Wherever the word "title" turns up in a line of the entries, copy that line.

## Begin

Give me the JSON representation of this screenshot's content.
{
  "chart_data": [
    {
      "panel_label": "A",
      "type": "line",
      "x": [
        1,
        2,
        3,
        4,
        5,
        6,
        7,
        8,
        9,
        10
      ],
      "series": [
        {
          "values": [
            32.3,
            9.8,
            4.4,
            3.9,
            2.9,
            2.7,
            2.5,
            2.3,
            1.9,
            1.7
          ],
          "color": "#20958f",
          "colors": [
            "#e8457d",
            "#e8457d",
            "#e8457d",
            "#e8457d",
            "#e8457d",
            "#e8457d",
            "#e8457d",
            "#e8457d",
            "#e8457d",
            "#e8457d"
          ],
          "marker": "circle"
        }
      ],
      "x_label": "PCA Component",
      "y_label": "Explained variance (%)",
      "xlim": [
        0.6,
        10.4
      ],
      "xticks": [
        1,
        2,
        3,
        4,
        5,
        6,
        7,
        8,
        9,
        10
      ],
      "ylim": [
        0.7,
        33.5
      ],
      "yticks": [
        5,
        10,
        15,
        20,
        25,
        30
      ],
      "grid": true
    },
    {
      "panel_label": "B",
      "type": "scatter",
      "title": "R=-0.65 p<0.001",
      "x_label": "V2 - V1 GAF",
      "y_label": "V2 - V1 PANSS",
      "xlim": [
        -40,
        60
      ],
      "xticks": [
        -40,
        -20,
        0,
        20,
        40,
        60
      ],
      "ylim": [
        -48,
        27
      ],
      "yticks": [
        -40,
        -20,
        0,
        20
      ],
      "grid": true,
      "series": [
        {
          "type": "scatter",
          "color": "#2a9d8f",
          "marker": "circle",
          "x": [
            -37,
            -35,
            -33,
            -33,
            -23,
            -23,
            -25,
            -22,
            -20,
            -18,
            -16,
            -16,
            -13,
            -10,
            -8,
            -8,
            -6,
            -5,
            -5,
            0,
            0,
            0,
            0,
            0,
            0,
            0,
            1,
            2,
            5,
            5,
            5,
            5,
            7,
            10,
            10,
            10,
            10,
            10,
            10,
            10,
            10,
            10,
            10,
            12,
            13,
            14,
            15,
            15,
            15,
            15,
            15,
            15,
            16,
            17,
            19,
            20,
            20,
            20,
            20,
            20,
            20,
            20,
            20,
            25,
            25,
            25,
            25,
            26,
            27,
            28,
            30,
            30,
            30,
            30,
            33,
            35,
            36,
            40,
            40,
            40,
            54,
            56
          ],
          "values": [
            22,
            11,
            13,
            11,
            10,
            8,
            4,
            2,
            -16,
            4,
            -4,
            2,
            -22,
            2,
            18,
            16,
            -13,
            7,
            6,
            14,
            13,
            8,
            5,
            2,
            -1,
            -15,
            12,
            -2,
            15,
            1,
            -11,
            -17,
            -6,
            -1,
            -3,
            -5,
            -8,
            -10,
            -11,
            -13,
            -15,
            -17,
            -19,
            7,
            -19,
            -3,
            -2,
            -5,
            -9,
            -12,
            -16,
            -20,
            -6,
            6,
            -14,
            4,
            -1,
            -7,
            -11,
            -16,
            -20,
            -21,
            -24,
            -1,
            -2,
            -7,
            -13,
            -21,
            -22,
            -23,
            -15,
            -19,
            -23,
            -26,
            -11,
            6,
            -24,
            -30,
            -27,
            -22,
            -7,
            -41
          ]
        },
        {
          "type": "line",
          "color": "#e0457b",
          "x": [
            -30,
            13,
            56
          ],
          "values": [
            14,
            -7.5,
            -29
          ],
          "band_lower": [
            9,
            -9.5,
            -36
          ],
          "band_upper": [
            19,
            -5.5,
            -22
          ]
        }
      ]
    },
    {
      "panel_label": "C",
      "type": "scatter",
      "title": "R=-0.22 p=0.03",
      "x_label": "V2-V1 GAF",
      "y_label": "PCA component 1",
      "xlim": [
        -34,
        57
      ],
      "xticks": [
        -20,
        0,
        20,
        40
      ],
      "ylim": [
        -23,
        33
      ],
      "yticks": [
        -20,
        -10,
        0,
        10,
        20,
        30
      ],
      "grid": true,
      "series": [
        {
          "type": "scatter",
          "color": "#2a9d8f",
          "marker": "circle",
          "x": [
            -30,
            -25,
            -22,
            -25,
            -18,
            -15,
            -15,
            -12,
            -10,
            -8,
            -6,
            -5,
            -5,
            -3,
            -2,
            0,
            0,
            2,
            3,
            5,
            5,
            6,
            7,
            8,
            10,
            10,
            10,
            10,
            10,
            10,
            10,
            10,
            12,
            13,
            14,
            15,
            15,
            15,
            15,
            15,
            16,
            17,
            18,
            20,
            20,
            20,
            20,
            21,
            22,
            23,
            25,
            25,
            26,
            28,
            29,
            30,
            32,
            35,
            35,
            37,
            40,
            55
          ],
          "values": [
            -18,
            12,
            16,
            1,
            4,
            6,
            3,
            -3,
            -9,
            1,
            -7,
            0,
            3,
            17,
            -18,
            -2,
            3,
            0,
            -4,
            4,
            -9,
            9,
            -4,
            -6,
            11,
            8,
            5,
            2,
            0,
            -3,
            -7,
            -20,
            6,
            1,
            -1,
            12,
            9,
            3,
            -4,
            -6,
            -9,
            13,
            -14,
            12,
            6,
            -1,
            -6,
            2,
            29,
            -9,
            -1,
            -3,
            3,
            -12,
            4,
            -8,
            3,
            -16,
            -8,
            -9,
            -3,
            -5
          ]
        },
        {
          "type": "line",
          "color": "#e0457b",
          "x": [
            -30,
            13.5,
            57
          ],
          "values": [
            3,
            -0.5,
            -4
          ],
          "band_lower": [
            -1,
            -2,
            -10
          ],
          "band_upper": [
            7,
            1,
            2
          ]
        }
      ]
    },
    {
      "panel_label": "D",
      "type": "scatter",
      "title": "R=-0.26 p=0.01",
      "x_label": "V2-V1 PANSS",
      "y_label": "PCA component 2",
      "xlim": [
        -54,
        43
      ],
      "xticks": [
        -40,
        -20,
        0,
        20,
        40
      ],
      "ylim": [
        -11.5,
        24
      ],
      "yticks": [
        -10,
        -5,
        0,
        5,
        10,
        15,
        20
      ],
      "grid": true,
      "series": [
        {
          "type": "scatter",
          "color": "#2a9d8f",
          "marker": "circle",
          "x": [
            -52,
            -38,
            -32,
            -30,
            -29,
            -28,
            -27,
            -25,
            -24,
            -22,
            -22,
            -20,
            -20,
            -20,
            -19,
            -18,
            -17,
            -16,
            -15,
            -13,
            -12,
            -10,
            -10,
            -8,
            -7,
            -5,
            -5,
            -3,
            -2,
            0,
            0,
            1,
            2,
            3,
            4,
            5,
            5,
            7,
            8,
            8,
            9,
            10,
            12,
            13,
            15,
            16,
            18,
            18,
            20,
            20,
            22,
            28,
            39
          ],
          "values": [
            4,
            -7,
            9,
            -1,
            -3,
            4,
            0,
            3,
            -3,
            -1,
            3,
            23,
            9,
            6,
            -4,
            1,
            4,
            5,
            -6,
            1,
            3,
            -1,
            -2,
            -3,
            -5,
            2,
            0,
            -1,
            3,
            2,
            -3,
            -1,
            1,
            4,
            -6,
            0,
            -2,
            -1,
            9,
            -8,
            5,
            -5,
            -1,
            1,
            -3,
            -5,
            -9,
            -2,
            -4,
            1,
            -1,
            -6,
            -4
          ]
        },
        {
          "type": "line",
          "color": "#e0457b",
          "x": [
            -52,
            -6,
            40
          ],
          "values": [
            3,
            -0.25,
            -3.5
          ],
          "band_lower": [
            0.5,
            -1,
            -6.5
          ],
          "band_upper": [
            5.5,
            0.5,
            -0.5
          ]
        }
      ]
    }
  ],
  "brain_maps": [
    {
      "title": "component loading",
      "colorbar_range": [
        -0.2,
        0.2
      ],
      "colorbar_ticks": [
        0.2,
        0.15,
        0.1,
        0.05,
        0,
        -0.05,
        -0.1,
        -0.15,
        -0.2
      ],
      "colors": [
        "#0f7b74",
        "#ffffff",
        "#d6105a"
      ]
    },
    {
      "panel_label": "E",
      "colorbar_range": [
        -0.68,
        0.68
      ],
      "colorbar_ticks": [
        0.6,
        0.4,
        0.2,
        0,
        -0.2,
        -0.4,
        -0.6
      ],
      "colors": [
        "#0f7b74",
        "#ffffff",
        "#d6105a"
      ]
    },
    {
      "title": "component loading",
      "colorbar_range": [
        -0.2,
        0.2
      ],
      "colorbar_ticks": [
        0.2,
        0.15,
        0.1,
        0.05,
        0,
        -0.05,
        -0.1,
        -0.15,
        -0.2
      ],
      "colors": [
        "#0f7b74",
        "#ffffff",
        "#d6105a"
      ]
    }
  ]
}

## End

◆ TASK SOLUTION
      "title": "R=-0.65 p<0.001",
      "title": "R=-0.22 p=0.03",
      "title": "R=-0.26 p=0.01",
      "title": "component loading",
      "title": "component loading",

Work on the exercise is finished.